[Exercise prompt]:
Output all lines exactly.

[Excerpted data]:
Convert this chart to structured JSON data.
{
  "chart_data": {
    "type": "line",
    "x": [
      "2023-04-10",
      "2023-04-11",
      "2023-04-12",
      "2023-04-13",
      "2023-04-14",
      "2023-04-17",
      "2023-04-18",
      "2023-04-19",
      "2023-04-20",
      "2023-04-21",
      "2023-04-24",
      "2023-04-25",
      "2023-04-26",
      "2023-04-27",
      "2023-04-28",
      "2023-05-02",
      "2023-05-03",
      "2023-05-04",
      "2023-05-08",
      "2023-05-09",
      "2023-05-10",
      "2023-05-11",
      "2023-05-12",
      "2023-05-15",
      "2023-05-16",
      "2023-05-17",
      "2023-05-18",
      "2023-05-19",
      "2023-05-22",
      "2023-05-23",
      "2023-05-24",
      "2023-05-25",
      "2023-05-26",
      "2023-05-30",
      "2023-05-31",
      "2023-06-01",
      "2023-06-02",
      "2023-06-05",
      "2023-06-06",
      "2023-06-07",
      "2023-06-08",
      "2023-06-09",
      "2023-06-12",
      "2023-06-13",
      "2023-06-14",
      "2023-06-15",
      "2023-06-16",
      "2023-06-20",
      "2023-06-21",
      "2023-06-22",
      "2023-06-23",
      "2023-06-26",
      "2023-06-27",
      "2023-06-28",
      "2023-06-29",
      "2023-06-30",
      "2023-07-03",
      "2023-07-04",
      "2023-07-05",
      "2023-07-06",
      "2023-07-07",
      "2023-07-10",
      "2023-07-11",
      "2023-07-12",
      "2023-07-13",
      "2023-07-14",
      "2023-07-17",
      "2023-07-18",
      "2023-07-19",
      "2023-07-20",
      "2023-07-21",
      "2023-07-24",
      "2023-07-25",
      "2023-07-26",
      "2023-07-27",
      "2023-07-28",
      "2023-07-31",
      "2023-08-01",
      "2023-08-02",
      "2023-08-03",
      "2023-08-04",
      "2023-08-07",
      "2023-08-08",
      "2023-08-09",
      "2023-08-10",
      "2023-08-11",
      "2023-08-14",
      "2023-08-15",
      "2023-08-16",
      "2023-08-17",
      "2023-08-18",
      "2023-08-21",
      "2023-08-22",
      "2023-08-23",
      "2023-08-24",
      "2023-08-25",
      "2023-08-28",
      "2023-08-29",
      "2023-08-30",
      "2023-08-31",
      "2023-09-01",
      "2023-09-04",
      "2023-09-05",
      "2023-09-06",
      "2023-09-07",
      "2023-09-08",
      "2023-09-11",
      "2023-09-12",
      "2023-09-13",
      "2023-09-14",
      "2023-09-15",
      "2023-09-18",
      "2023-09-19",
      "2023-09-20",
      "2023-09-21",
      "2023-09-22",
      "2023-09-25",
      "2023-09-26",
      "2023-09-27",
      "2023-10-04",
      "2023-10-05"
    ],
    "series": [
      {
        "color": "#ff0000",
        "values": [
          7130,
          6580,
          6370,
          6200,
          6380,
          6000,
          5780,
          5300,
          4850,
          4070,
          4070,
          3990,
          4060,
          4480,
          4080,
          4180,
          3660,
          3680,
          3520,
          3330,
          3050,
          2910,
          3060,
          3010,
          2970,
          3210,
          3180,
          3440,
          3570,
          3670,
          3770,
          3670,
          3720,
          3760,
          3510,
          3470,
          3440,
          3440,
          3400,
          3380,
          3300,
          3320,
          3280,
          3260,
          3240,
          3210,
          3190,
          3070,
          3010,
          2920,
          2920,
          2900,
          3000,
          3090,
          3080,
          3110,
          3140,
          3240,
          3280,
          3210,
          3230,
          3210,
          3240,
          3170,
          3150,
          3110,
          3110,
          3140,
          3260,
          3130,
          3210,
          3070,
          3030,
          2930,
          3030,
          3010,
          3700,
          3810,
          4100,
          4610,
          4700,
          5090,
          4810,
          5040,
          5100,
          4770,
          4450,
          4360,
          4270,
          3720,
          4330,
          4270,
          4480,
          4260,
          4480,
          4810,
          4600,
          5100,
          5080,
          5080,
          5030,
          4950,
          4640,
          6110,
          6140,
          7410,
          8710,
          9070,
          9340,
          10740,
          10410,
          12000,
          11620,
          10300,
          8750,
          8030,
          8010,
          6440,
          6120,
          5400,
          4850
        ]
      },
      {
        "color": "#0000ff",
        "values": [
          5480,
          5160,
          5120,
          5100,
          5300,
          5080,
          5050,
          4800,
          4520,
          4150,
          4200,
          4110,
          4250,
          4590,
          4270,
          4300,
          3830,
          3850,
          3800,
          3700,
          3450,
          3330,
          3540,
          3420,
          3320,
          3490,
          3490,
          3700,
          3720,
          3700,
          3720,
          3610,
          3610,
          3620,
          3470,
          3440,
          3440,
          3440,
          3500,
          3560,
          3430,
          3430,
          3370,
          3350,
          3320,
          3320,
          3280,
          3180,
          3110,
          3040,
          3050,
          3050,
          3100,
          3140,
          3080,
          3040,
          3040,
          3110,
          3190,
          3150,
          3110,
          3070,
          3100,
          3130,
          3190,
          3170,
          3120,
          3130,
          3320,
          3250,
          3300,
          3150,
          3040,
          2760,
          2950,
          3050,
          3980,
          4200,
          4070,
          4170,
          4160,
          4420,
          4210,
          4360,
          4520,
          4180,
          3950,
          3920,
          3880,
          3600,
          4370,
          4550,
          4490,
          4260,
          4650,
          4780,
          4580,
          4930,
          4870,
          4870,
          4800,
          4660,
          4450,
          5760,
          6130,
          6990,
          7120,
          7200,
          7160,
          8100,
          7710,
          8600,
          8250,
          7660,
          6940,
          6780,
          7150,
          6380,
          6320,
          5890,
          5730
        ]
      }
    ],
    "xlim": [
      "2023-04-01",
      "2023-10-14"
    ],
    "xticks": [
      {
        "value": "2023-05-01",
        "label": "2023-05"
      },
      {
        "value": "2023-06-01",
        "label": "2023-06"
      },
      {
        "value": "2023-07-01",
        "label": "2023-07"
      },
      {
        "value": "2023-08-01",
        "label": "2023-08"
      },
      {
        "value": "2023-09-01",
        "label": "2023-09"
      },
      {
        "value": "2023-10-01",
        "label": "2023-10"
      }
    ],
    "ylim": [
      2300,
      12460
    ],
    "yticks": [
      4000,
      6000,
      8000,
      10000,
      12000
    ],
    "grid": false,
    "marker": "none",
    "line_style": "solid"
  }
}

[Result of this task]:
Convert this chart to structured JSON data.
{
  "chart_data": {
    "type": "line",
    "x": [
      "2023-04-10",
      "2023-04-11",
      "2023-04-12",
      "2023-04-13",
      "2023-04-14",
      "2023-04-17",
      "2023-04-18",
      "2023-04-19",
      "2023-04-20",
      "2023-04-21",
      "2023-04-24",
      "2023-04-25",
      "2023-04-26",
      "2023-04-27",
      "2023-04-28",
      "2023-05-02",
      "2023-05-03",
      "2023-05-04",
      "2023-05-08",
      "2023-05-09",
      "2023-05-10",
      "2023-05-11",
      "2023-05-12",
      "2023-05-15",
      "2023-05-16",
      "2023-05-17",
      "2023-05-18",
      "2023-05-19",
      "2023-05-22",
      "2023-05-23",
      "2023-05-24",
      "2023-05-25",
      "2023-05-26",
      "2023-05-30",
      "2023-05-31",
      "2023-06-01",
      "2023-06-02",
      "2023-06-05",
      "2023-06-06",
      "2023-06-07",
      "2023-06-08",
      "2023-06-09",
      "2023-06-12",
      "2023-06-13",
      "2023-06-14",
      "2023-06-15",
      "2023-06-16",
      "2023-06-20",
      "2023-06-21",
      "2023-06-22",
      "2023-06-23",
      "2023-06-26",
      "2023-06-27",
      "2023-06-28",
      "2023-06-29",
      "2023-06-30",
      "2023-07-03",
      "2023-07-04",
      "2023-07-05",
      "2023-07-06",
      "2023-07-07",
      "2023-07-10",
      "2023-07-11",
      "2023-07-12",
      "2023-07-13",
      "2023-07-14",
      "2023-07-17",
      "2023-07-18",
      "2023-07-19",
      "2023-07-20",
      "2023-07-21",
      "2023-07-24",
      "2023-07-25",
      "2023-07-26",
      "2023-07-27",
      "2023-07-28",
      "2023-07-31",
      "2023-08-01",
      "2023-08-02",
      "2023-08-03",
      "2023-08-04",
      "2023-08-07",
      "2023-08-08",
      "2023-08-09",
      "2023-08-10",
      "2023-08-11",
      "2023-08-14",
      "2023-08-15",
      "2023-08-16",
      "2023-08-17",
      "2023-08-18",
      "2023-08-21",
      "2023-08-22",
      "2023-08-23",
      "2023-08-24",
      "2023-08-25",
      "2023-08-28",
      "2023-08-29",
      "2023-08-30",
      "2023-08-31",
      "2023-09-01",
      "2023-09-04",
      "2023-09-05",
      "2023-09-06",
      "2023-09-07",
      "2023-09-08",
      "2023-09-11",
      "2023-09-12",
      "2023-09-13",
      "2023-09-14",
      "2023-09-15",
      "2023-09-18",
      "2023-09-19",
      "2023-09-20",
      "2023-09-21",
      "2023-09-22",
      "2023-09-25",
      "2023-09-26",
      "2023-09-27",
      "2023-10-04",
      "2023-10-05"
    ],
    "series": [
      {
        "color": "#ff0000",
        "values": [
          7130,
          6580,
          6370,
          6200,
          6380,
          6000,
          5780,
          5300,
          4850,
          4070,
          4070,
          3990,
          4060,
          4480,
          4080,
          4180,
          3660,
          3680,
          3520,
          3330,
          3050,
          2910,
          3060,
          3010,
          2970,
          3210,
          3180,
          3440,
          3570,
          3670,
          3770,
          3670,
          3720,
          3760,
          3510,
          3470,
          3440,
          3440,
          3400,
          3380,
          3300,
          3320,
          3280,
          3260,
          3240,
          3210,
          3190,
          3070,
          3010,
          2920,
          2920,
          2900,
          3000,
          3090,
          3080,
          3110,
          3140,
          3240,
          3280,
          3210,
          3230,
          3210,
          3240,
          3170,
          3150,
          3110,
          3110,
          3140,
          3260,
          3130,
          3210,
          3070,
          3030,
          2930,
          3030,
          3010,
          3700,
          3810,
          4100,
          4610,
          4700,
          5090,
          4810,
          5040,
          5100,
          4770,
          4450,
          4360,
          4270,
          3720,
          4330,
          4270,
          4480,
          4260,
          4480,
          4810,
          4600,
          5100,
          5080,
          5080,
          5030,
          4950,
          4640,
          6110,
          6140,
          7410,
          8710,
          9070,
          9340,
          10740,
          10410,
          12000,
          11620,
          10300,
          8750,
          8030,
          8010,
          6440,
          6120,
          5400,
          4850
        ]
      },
      {
        "color": "#0000ff",
        "values": [
          5480,
          5160,
          5120,
          5100,
          5300,
          5080,
          5050,
          4800,
          4520,
          4150,
          4200,
          4110,
          4250,
          4590,
          4270,
          4300,
          3830,
          3850,
          3800,
          3700,
          3450,
          3330,
          3540,
          3420,
          3320,
          3490,
          3490,
          3700,
          3720,
          3700,
          3720,
          3610,
          3610,
          3620,
          3470,
          3440,
          3440,
          3440,
          3500,
          3560,
          3430,
          3430,
          3370,
          3350,
          3320,
          3320,
          3280,
          3180,
          3110,
          3040,
          3050,
          3050,
          3100,
          3140,
          3080,
          3040,
          3040,
          3110,
          3190,
          3150,
          3110,
          3070,
          3100,
          3130,
          3190,
          3170,
          3120,
          3130,
          3320,
          3250,
          3300,
          3150,
          3040,
          2760,
          2950,
          3050,
          3980,
          4200,
          4070,
          4170,
          4160,
          4420,
          4210,
          4360,
          4520,
          4180,
          3950,
          3920,
          3880,
          3600,
          4370,
          4550,
          4490,
          4260,
          4650,
          4780,
          4580,
          4930,
          4870,
          4870,
          4800,
          4660,
          4450,
          5760,
          6130,
          6990,
          7120,
          7200,
          7160,
          8100,
          7710,
          8600,
          8250,
          7660,
          6940,
          6780,
          7150,
          6380,
          6320,
          5890,
          5730
        ]
      }
    ],
    "xlim": [
      "2023-04-01",
      "2023-10-14"
    ],
    "xticks": [
      {
        "value": "2023-05-01",
        "label": "2023-05"
      },
      {
        "value": "2023-06-01",
        "label": "2023-06"
      },
      {
        "value": "2023-07-01",
        "label": "2023-07"
      },
      {
        "value": "2023-08-01",
        "label": "2023-08"
      },
      {
        "value": "2023-09-01",
        "label": "2023-09"
      },
      {
        "value": "2023-10-01",
        "label": "2023-10"
      }
    ],
    "ylim": [
      2300,
      12460
    ],
    "yticks": [
      4000,
      6000,
      8000,
      10000,
      12000
    ],
    "grid": false,
    "marker": "none",
    "line_style": "solid"
  }
}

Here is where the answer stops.